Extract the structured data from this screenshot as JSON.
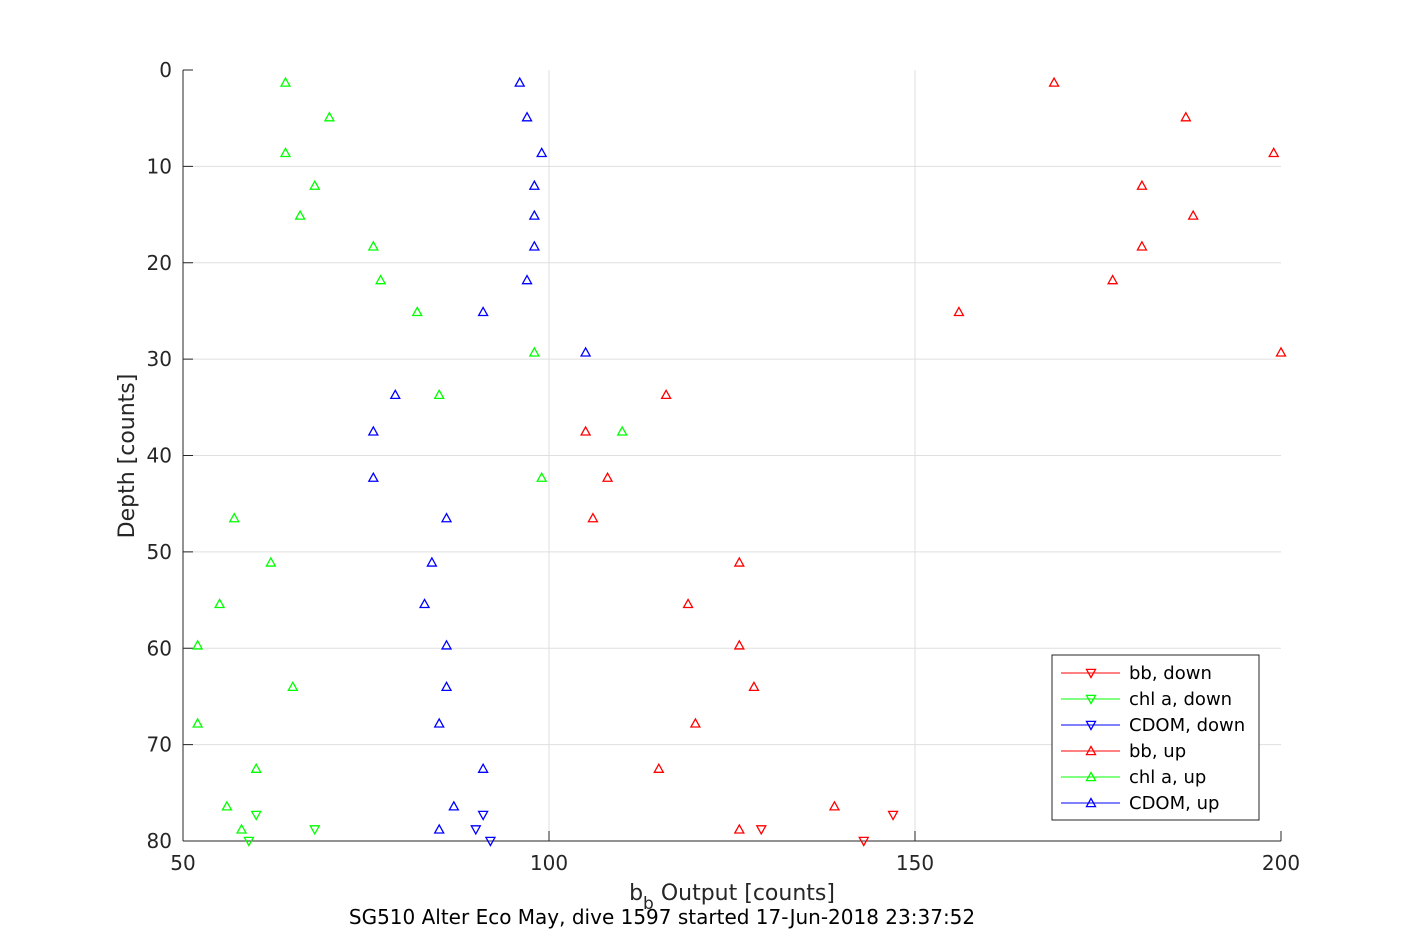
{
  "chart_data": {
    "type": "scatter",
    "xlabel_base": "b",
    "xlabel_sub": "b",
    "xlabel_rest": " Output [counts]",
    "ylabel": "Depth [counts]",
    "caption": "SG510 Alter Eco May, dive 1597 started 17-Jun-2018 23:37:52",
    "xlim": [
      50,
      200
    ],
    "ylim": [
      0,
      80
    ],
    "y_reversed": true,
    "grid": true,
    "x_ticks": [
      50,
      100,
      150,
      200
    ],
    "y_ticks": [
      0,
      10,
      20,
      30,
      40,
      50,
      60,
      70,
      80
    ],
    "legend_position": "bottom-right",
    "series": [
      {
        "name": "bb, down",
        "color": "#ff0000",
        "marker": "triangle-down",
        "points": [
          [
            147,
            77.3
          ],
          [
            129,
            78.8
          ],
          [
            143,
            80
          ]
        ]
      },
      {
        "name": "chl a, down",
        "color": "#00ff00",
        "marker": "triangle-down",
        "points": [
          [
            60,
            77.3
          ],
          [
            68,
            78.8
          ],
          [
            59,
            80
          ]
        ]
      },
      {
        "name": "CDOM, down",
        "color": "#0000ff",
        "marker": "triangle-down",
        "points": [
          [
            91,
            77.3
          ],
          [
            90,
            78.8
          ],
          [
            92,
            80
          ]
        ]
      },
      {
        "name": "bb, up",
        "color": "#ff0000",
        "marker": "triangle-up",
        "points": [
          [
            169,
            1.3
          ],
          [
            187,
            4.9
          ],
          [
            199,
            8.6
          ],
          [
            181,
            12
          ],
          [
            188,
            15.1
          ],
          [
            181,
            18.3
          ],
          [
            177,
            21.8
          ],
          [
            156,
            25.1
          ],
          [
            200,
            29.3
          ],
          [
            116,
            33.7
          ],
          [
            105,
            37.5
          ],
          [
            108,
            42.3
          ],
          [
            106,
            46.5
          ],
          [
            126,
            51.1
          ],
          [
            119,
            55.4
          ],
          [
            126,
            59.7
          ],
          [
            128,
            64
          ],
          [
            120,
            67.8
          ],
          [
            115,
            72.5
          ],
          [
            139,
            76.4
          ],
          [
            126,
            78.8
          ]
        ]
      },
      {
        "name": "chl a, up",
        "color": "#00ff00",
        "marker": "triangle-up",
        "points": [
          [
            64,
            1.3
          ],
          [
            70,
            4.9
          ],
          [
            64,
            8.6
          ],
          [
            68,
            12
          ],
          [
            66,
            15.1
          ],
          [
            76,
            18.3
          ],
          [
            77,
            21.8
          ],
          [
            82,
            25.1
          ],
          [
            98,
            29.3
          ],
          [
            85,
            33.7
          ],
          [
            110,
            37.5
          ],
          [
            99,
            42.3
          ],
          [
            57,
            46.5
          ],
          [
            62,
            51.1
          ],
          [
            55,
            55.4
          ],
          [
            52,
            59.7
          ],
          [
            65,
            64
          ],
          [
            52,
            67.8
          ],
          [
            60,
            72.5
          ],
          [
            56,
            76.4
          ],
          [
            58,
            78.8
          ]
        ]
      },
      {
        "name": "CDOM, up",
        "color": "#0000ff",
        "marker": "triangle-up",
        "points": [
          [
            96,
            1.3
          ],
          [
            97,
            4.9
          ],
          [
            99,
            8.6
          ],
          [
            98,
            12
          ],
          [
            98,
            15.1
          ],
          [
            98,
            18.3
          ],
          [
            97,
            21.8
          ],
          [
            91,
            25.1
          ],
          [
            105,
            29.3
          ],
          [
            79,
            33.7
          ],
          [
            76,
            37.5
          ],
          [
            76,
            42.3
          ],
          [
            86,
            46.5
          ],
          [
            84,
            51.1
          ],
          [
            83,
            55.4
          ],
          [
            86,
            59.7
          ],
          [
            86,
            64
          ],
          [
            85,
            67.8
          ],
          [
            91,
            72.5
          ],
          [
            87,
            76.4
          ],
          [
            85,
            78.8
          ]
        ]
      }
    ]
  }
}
⁂
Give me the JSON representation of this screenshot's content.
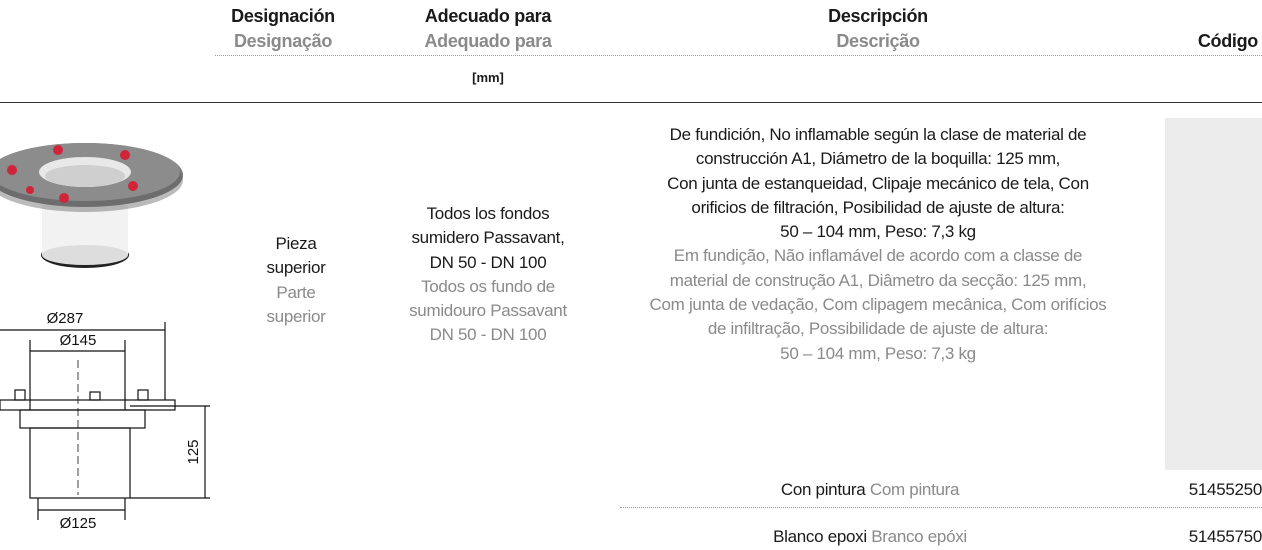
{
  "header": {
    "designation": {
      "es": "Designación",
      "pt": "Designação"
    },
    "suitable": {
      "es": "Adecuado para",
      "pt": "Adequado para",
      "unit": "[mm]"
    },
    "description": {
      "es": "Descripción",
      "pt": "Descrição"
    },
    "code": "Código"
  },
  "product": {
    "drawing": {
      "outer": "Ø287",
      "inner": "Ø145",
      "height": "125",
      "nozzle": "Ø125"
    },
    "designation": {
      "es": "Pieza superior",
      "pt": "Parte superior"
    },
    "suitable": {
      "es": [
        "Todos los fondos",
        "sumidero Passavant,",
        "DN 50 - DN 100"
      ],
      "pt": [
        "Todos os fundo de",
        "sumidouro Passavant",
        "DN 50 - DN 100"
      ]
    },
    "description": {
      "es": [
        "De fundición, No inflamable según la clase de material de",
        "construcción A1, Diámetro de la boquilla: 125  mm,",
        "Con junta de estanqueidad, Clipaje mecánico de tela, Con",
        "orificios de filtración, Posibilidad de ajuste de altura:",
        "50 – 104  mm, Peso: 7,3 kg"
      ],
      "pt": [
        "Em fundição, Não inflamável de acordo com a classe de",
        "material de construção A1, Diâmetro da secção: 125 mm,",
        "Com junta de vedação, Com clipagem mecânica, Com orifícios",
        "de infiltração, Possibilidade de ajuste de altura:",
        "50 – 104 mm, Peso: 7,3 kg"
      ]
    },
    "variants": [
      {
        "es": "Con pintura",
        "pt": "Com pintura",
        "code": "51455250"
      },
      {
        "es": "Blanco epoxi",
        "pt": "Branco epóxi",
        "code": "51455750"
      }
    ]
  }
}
⁂
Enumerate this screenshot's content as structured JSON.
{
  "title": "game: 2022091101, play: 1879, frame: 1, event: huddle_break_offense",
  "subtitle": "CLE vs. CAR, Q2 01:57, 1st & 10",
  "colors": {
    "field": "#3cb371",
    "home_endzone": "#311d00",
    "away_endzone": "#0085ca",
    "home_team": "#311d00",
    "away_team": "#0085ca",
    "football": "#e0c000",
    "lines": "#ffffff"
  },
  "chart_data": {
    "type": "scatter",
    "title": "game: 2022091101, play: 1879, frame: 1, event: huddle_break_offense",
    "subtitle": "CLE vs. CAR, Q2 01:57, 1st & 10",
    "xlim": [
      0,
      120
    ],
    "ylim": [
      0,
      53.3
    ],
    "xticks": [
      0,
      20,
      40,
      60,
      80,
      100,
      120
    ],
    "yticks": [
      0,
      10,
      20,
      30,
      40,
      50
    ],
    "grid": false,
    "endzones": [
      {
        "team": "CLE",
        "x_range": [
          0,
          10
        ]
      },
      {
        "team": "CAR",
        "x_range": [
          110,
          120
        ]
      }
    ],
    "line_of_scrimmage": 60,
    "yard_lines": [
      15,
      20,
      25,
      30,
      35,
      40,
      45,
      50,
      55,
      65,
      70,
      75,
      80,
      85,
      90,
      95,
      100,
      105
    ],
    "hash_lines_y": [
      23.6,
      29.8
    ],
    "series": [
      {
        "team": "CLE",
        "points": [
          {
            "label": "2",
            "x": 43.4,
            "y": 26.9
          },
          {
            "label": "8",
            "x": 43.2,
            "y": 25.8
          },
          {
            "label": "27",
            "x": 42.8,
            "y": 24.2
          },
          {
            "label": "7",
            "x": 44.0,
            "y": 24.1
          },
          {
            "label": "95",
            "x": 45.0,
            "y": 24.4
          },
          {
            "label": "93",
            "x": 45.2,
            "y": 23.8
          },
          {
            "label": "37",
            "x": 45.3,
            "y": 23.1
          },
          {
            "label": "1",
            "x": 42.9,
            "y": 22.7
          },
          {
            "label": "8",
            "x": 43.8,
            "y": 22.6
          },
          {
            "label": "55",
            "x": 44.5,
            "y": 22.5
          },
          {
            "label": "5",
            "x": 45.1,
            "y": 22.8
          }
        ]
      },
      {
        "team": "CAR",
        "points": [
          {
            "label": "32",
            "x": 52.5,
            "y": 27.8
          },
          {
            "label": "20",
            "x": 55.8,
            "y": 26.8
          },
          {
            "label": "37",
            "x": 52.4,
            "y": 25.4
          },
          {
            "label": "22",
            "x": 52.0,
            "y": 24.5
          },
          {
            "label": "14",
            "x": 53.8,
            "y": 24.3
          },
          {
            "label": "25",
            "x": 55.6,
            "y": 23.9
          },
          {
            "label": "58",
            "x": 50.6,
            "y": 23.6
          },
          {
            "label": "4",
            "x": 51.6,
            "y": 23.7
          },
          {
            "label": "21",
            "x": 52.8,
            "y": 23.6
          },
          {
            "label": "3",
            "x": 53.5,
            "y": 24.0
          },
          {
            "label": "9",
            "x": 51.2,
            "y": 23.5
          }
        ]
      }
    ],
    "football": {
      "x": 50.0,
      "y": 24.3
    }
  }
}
⁂
**Given instruction:** Search the data above for the string "event" and return every line that has it.

**Reply to the task:**
  "title": "game: 2022091101, play: 1879, frame: 1, event: huddle_break_offense",
    "title": "game: 2022091101, play: 1879, frame: 1, event: huddle_break_offense",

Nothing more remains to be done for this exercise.